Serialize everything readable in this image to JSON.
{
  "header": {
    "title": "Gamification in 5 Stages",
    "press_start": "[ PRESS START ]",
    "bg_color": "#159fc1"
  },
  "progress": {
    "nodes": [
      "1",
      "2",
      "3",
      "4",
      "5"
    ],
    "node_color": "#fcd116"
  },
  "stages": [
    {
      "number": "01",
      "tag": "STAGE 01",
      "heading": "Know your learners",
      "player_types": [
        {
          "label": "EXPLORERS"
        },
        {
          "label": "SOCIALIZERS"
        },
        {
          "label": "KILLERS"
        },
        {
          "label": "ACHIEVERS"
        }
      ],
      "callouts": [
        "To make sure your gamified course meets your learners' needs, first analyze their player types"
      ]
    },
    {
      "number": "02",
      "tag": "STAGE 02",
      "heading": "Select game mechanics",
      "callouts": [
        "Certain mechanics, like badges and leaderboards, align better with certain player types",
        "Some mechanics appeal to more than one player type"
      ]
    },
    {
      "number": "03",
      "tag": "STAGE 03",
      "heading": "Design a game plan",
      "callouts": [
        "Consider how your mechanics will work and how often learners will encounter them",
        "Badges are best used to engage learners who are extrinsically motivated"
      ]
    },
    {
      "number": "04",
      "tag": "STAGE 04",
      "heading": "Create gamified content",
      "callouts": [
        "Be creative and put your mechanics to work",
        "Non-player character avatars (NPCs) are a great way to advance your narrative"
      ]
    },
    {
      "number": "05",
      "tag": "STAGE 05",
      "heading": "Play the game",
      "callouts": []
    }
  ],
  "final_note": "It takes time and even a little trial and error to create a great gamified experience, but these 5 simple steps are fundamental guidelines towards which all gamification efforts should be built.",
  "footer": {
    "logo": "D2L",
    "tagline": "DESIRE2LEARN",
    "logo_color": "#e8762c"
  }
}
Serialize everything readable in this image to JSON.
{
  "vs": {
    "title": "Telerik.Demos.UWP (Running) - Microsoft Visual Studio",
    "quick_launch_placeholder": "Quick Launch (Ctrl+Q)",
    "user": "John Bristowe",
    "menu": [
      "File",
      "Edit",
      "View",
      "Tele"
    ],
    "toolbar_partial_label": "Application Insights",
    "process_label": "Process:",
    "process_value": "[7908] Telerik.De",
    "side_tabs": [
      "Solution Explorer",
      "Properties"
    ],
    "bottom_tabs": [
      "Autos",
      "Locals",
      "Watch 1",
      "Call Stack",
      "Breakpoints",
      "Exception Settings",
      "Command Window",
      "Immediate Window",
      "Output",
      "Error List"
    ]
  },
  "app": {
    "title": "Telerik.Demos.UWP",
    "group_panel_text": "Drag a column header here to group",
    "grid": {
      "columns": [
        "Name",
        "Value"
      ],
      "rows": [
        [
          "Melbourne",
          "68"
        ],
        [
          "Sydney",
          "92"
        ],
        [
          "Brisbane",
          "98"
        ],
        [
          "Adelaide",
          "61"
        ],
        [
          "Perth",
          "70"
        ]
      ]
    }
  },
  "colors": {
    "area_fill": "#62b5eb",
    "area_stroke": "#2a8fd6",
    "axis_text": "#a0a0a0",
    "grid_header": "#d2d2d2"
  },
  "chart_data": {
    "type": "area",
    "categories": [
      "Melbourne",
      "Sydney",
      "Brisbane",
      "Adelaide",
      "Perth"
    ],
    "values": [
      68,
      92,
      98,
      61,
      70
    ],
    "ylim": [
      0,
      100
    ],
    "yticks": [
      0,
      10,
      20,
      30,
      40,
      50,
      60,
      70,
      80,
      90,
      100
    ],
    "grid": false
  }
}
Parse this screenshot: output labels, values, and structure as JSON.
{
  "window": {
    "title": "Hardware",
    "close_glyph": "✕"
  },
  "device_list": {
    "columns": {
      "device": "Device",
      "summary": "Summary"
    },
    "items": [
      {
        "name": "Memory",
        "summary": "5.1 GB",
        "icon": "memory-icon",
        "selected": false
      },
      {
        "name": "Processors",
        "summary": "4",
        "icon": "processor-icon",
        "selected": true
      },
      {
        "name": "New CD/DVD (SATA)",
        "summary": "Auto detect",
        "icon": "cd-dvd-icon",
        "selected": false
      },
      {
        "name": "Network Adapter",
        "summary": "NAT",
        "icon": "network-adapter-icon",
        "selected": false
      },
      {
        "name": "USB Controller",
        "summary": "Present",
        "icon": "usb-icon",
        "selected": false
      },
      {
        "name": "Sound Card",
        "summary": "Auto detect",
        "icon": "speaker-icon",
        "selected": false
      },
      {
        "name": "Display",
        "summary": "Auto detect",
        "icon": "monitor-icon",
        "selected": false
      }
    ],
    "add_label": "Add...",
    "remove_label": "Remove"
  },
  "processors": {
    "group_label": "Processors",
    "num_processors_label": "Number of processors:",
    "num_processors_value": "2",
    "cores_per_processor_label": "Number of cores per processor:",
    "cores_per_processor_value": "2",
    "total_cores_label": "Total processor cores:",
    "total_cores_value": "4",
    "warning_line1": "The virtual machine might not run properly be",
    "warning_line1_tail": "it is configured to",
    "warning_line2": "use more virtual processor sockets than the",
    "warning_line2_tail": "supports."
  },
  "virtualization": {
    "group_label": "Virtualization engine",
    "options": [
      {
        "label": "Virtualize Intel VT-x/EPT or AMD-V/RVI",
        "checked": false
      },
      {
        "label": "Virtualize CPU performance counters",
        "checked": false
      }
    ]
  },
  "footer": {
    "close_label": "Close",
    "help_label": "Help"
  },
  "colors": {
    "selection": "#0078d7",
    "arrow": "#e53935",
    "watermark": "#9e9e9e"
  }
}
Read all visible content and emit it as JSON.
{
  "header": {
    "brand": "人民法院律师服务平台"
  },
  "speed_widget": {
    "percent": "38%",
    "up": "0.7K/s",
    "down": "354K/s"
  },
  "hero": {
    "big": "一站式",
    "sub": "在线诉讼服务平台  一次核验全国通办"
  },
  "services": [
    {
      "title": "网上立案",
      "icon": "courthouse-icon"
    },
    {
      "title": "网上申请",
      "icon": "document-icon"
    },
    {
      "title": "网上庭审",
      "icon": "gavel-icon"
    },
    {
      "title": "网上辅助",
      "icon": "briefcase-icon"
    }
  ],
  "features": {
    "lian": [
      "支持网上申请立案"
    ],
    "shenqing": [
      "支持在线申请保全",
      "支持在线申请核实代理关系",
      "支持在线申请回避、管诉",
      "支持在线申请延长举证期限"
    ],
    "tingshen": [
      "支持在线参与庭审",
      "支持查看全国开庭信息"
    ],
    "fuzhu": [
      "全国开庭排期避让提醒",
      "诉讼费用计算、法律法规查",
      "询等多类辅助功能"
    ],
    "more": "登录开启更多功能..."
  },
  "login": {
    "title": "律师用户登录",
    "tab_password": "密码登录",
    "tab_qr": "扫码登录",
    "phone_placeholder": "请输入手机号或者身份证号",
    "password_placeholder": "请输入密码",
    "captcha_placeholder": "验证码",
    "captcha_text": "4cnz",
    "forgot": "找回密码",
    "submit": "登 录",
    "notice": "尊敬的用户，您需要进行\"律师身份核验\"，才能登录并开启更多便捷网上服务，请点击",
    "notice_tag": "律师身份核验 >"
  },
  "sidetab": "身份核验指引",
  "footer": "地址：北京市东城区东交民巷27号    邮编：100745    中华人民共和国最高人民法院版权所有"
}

========================================================================

### [Task to complete]
Return every line from the records above that holds the word "icon".

### [Answer for the task]
        "icon": "memory-icon",
        "icon": "processor-icon",
        "icon": "cd-dvd-icon",
        "icon": "network-adapter-icon",
        "icon": "usb-icon",
        "icon": "speaker-icon",
        "icon": "monitor-icon",
      "icon": "courthouse-icon"
      "icon": "document-icon"
      "icon": "gavel-icon"
      "icon": "briefcase-icon"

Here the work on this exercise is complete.